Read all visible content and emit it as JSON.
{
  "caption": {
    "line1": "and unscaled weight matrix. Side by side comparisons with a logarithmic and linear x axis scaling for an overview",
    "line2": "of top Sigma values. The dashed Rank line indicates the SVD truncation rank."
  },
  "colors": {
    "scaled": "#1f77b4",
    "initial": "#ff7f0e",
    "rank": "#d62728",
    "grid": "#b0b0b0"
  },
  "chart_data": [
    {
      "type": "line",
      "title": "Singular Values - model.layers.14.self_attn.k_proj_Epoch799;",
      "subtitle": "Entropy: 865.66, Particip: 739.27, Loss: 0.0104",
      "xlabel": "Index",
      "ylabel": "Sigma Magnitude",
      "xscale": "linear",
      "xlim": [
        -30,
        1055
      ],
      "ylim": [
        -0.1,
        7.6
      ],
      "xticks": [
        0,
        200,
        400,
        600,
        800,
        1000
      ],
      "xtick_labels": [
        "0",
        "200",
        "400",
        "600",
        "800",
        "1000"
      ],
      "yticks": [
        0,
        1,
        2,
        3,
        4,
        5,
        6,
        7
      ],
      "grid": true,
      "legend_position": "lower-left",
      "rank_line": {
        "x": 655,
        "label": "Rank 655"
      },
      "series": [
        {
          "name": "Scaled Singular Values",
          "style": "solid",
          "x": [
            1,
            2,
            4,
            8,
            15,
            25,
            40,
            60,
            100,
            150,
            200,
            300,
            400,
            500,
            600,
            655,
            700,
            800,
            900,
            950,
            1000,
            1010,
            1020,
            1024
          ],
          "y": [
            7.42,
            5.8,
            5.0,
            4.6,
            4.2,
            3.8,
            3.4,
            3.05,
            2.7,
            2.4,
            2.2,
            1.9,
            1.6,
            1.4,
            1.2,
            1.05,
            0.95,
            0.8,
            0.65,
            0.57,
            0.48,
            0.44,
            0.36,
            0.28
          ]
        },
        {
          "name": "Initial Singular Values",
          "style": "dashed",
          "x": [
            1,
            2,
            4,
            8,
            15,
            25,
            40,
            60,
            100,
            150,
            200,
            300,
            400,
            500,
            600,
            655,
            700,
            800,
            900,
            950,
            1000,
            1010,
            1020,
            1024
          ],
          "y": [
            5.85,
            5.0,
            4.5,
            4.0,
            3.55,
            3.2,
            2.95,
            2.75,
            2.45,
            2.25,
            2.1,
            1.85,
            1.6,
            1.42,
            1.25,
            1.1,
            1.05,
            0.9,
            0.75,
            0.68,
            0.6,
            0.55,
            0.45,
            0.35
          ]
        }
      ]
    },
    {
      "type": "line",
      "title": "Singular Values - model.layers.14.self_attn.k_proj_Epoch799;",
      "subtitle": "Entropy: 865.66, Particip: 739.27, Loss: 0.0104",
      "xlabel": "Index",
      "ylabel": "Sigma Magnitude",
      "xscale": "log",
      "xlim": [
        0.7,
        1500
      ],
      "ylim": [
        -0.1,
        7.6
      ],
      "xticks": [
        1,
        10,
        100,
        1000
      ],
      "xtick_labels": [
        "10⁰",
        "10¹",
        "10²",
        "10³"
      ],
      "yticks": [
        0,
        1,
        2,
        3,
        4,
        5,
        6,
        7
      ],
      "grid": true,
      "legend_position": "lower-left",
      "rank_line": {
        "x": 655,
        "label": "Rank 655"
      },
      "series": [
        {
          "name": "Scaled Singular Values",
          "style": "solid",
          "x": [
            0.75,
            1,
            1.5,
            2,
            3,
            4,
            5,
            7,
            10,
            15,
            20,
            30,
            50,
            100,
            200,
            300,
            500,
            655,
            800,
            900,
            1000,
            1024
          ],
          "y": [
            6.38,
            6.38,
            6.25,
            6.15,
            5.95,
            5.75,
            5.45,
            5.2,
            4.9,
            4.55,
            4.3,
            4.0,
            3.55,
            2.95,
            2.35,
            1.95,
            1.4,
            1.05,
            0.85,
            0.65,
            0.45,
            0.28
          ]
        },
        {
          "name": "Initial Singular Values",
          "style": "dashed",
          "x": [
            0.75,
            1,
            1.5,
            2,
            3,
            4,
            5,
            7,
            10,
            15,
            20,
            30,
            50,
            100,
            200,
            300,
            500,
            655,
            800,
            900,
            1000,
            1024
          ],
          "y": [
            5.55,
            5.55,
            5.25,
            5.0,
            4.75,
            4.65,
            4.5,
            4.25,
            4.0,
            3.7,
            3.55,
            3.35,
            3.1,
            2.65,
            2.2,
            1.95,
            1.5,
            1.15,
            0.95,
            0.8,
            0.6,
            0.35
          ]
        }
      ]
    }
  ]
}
━━━━━━
- _Given problem_: Repeat the lines above exactly.

- _Result for this exercise_:
Read all visible content and emit it as JSON.
{
  "caption": {
    "line1": "and unscaled weight matrix. Side by side comparisons with a logarithmic and linear x axis scaling for an overview",
    "line2": "of top Sigma values. The dashed Rank line indicates the SVD truncation rank."
  },
  "colors": {
    "scaled": "#1f77b4",
    "initial": "#ff7f0e",
    "rank": "#d62728",
    "grid": "#b0b0b0"
  },
  "chart_data": [
    {
      "type": "line",
      "title": "Singular Values - model.layers.14.self_attn.k_proj_Epoch799;",
      "subtitle": "Entropy: 865.66, Particip: 739.27, Loss: 0.0104",
      "xlabel": "Index",
      "ylabel": "Sigma Magnitude",
      "xscale": "linear",
      "xlim": [
        -30,
        1055
      ],
      "ylim": [
        -0.1,
        7.6
      ],
      "xticks": [
        0,
        200,
        400,
        600,
        800,
        1000
      ],
      "xtick_labels": [
        "0",
        "200",
        "400",
        "600",
        "800",
        "1000"
      ],
      "yticks": [
        0,
        1,
        2,
        3,
        4,
        5,
        6,
        7
      ],
      "grid": true,
      "legend_position": "lower-left",
      "rank_line": {
        "x": 655,
        "label": "Rank 655"
      },
      "series": [
        {
          "name": "Scaled Singular Values",
          "style": "solid",
          "x": [
            1,
            2,
            4,
            8,
            15,
            25,
            40,
            60,
            100,
            150,
            200,
            300,
            400,
            500,
            600,
            655,
            700,
            800,
            900,
            950,
            1000,
            1010,
            1020,
            1024
          ],
          "y": [
            7.42,
            5.8,
            5.0,
            4.6,
            4.2,
            3.8,
            3.4,
            3.05,
            2.7,
            2.4,
            2.2,
            1.9,
            1.6,
            1.4,
            1.2,
            1.05,
            0.95,
            0.8,
            0.65,
            0.57,
            0.48,
            0.44,
            0.36,
            0.28
          ]
        },
        {
          "name": "Initial Singular Values",
          "style": "dashed",
          "x": [
            1,
            2,
            4,
            8,
            15,
            25,
            40,
            60,
            100,
            150,
            200,
            300,
            400,
            500,
            600,
            655,
            700,
            800,
            900,
            950,
            1000,
            1010,
            1020,
            1024
          ],
          "y": [
            5.85,
            5.0,
            4.5,
            4.0,
            3.55,
            3.2,
            2.95,
            2.75,
            2.45,
            2.25,
            2.1,
            1.85,
            1.6,
            1.42,
            1.25,
            1.1,
            1.05,
            0.9,
            0.75,
            0.68,
            0.6,
            0.55,
            0.45,
            0.35
          ]
        }
      ]
    },
    {
      "type": "line",
      "title": "Singular Values - model.layers.14.self_attn.k_proj_Epoch799;",
      "subtitle": "Entropy: 865.66, Particip: 739.27, Loss: 0.0104",
      "xlabel": "Index",
      "ylabel": "Sigma Magnitude",
      "xscale": "log",
      "xlim": [
        0.7,
        1500
      ],
      "ylim": [
        -0.1,
        7.6
      ],
      "xticks": [
        1,
        10,
        100,
        1000
      ],
      "xtick_labels": [
        "10⁰",
        "10¹",
        "10²",
        "10³"
      ],
      "yticks": [
        0,
        1,
        2,
        3,
        4,
        5,
        6,
        7
      ],
      "grid": true,
      "legend_position": "lower-left",
      "rank_line": {
        "x": 655,
        "label": "Rank 655"
      },
      "series": [
        {
          "name": "Scaled Singular Values",
          "style": "solid",
          "x": [
            0.75,
            1,
            1.5,
            2,
            3,
            4,
            5,
            7,
            10,
            15,
            20,
            30,
            50,
            100,
            200,
            300,
            500,
            655,
            800,
            900,
            1000,
            1024
          ],
          "y": [
            6.38,
            6.38,
            6.25,
            6.15,
            5.95,
            5.75,
            5.45,
            5.2,
            4.9,
            4.55,
            4.3,
            4.0,
            3.55,
            2.95,
            2.35,
            1.95,
            1.4,
            1.05,
            0.85,
            0.65,
            0.45,
            0.28
          ]
        },
        {
          "name": "Initial Singular Values",
          "style": "dashed",
          "x": [
            0.75,
            1,
            1.5,
            2,
            3,
            4,
            5,
            7,
            10,
            15,
            20,
            30,
            50,
            100,
            200,
            300,
            500,
            655,
            800,
            900,
            1000,
            1024
          ],
          "y": [
            5.55,
            5.55,
            5.25,
            5.0,
            4.75,
            4.65,
            4.5,
            4.25,
            4.0,
            3.7,
            3.55,
            3.35,
            3.1,
            2.65,
            2.2,
            1.95,
            1.5,
            1.15,
            0.95,
            0.8,
            0.6,
            0.35
          ]
        }
      ]
    }
  ]
}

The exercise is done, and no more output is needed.